PROBLEM TO SOLVE - Wherever a line in the data below holds "selected", copy that line.

Data records:

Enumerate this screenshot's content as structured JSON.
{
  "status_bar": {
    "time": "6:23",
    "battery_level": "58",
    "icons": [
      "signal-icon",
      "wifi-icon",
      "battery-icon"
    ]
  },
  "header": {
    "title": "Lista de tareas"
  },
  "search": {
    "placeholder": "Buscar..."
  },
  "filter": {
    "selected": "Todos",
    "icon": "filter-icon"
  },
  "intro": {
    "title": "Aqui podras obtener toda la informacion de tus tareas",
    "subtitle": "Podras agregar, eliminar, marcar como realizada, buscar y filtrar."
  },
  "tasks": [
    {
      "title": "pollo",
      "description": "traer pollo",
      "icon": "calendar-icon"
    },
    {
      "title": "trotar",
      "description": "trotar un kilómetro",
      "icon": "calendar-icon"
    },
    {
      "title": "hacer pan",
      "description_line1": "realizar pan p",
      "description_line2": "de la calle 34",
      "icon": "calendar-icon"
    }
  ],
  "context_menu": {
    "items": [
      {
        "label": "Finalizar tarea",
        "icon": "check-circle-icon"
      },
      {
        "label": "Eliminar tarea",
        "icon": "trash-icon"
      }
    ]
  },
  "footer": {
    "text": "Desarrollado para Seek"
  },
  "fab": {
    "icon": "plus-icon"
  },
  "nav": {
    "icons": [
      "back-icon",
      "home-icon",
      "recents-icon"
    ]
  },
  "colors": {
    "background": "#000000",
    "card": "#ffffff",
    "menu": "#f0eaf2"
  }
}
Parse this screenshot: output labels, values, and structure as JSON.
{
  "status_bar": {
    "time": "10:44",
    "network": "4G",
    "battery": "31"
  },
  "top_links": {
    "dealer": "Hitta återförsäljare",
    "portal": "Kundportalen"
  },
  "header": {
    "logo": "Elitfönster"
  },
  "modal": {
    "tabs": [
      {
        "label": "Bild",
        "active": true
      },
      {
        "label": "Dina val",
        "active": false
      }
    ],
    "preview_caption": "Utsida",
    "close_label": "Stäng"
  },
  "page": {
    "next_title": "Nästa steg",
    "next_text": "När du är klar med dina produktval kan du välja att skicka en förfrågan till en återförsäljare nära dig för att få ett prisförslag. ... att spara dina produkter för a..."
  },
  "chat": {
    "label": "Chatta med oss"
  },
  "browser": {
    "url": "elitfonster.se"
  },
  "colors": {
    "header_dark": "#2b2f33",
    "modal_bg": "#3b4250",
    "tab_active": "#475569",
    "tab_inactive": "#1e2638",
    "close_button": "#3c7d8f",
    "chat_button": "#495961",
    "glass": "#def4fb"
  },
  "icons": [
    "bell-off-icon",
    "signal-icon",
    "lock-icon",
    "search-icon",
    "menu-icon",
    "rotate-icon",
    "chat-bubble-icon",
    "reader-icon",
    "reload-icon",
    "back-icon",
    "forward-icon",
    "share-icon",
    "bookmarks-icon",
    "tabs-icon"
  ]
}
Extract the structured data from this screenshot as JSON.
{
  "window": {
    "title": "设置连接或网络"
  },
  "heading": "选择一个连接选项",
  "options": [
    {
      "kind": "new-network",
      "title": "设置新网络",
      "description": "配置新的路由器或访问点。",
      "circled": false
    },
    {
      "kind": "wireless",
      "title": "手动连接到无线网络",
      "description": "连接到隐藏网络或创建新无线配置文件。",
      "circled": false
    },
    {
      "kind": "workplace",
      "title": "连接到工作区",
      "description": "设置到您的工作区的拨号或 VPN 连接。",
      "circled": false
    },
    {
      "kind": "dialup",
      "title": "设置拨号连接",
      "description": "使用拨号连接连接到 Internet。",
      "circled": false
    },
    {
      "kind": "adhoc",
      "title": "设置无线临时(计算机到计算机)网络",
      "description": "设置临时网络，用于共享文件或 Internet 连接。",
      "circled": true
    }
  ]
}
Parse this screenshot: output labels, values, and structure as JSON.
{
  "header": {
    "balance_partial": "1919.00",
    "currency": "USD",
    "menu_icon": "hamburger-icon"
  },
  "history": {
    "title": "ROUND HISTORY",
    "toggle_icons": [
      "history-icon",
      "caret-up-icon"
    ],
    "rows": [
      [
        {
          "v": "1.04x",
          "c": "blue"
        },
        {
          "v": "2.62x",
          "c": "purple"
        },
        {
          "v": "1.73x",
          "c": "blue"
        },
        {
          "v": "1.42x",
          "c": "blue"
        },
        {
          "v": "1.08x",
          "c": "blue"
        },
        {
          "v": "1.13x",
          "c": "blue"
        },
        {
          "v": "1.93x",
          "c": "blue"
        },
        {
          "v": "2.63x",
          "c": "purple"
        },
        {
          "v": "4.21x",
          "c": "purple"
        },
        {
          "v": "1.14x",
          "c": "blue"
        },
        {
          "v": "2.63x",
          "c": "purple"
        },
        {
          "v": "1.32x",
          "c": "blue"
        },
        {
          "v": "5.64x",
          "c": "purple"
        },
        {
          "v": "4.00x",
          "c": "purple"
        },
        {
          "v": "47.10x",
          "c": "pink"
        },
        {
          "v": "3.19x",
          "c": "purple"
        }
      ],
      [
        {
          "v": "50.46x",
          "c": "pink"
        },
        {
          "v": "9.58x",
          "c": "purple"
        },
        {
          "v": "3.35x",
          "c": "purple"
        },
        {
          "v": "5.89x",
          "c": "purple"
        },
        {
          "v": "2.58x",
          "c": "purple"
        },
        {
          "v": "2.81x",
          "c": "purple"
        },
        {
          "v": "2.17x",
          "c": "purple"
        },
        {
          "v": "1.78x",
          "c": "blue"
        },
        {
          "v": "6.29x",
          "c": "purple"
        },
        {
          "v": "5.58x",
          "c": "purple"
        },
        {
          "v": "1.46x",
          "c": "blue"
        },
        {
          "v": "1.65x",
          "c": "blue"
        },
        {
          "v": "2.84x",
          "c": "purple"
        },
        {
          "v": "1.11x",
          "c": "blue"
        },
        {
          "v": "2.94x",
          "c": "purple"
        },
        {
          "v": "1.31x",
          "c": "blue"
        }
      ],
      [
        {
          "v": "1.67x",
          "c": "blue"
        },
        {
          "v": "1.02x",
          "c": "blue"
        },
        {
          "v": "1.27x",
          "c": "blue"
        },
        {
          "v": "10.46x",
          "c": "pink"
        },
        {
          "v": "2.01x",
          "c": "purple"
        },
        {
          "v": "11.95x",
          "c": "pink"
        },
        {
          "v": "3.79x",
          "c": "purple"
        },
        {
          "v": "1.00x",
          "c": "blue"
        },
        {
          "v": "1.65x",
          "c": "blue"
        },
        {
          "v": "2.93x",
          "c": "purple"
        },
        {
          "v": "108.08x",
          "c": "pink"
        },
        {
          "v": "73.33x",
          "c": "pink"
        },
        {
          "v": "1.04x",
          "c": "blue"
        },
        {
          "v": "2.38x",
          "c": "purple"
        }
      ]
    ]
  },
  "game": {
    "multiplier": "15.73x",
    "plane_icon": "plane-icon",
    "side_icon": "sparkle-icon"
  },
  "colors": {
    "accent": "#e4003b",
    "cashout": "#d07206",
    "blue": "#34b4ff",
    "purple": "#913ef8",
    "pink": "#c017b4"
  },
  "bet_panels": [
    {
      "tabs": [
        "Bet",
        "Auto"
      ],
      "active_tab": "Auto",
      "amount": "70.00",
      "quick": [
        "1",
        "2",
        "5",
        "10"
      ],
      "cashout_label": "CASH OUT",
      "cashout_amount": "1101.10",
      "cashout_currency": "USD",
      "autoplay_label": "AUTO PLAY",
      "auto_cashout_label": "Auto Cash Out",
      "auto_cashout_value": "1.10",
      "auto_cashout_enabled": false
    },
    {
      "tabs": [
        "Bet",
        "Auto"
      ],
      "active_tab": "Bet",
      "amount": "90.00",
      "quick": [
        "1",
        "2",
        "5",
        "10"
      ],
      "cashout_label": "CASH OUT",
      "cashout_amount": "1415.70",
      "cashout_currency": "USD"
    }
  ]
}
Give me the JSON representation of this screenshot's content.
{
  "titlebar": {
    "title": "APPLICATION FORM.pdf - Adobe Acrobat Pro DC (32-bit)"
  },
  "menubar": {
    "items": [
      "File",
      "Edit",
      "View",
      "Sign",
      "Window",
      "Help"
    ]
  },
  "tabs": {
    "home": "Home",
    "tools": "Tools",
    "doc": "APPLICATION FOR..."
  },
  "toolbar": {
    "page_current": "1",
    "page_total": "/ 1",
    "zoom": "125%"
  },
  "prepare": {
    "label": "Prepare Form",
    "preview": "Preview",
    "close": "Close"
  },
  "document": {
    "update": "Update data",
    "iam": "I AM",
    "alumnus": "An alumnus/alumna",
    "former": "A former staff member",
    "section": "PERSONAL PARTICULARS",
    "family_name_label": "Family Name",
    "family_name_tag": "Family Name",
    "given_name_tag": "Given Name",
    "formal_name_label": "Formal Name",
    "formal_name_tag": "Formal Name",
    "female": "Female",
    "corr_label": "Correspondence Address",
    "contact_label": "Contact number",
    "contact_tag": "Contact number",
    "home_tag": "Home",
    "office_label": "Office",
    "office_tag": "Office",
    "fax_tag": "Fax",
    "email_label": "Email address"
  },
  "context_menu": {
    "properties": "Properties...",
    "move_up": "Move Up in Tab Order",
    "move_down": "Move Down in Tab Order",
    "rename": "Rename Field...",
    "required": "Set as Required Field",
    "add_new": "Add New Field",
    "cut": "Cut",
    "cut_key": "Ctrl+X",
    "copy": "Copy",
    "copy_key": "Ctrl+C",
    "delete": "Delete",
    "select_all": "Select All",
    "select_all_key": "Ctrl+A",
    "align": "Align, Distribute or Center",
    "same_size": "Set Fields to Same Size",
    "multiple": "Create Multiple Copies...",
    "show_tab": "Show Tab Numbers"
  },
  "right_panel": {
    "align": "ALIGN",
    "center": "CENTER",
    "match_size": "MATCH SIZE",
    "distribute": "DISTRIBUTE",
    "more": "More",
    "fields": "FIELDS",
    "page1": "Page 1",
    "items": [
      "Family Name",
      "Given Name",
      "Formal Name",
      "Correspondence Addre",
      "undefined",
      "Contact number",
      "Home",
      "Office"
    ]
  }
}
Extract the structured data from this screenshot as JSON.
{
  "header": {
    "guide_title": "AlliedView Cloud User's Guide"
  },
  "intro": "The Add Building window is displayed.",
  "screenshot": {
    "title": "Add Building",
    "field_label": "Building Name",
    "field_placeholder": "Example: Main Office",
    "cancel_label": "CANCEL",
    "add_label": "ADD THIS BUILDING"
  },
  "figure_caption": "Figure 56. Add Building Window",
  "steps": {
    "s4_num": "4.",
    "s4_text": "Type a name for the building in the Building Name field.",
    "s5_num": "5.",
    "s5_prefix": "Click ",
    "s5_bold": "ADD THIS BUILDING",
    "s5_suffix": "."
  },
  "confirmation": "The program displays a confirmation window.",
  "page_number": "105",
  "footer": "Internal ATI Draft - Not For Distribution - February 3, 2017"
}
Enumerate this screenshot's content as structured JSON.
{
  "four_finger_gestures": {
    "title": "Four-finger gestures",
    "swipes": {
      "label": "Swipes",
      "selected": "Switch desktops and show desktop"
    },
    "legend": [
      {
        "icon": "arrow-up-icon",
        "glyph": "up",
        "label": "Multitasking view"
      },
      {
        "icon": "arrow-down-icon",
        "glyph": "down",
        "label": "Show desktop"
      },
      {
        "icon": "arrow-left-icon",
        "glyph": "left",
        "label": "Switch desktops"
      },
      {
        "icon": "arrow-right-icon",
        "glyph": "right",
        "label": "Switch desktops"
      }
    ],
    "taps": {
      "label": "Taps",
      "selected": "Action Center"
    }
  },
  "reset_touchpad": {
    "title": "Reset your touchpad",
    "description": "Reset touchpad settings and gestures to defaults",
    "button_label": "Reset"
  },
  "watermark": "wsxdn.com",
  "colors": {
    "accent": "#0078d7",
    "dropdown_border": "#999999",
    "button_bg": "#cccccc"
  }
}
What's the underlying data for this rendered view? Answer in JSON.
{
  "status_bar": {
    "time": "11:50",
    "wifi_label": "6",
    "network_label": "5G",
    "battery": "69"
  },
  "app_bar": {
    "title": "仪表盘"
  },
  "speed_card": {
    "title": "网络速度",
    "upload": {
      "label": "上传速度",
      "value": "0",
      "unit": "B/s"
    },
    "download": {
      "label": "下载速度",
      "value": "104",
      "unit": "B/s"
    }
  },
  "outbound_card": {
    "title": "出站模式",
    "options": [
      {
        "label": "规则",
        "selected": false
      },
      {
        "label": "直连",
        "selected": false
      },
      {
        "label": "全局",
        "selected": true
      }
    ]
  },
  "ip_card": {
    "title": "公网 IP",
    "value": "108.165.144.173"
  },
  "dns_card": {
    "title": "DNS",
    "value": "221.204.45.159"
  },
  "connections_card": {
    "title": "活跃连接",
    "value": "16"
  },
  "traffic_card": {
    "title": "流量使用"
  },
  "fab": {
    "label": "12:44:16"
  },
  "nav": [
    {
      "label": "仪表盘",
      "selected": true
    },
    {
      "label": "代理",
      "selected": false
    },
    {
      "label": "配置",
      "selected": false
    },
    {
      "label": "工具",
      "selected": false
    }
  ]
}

SOLUTION FOR THIS EXERCISE -
    "selected": "Todos",
      "selected": "Switch desktops and show desktop"
      "selected": "Action Center"
        "selected": false
        "selected": false
        "selected": true
      "selected": true
      "selected": false
      "selected": false
      "selected": false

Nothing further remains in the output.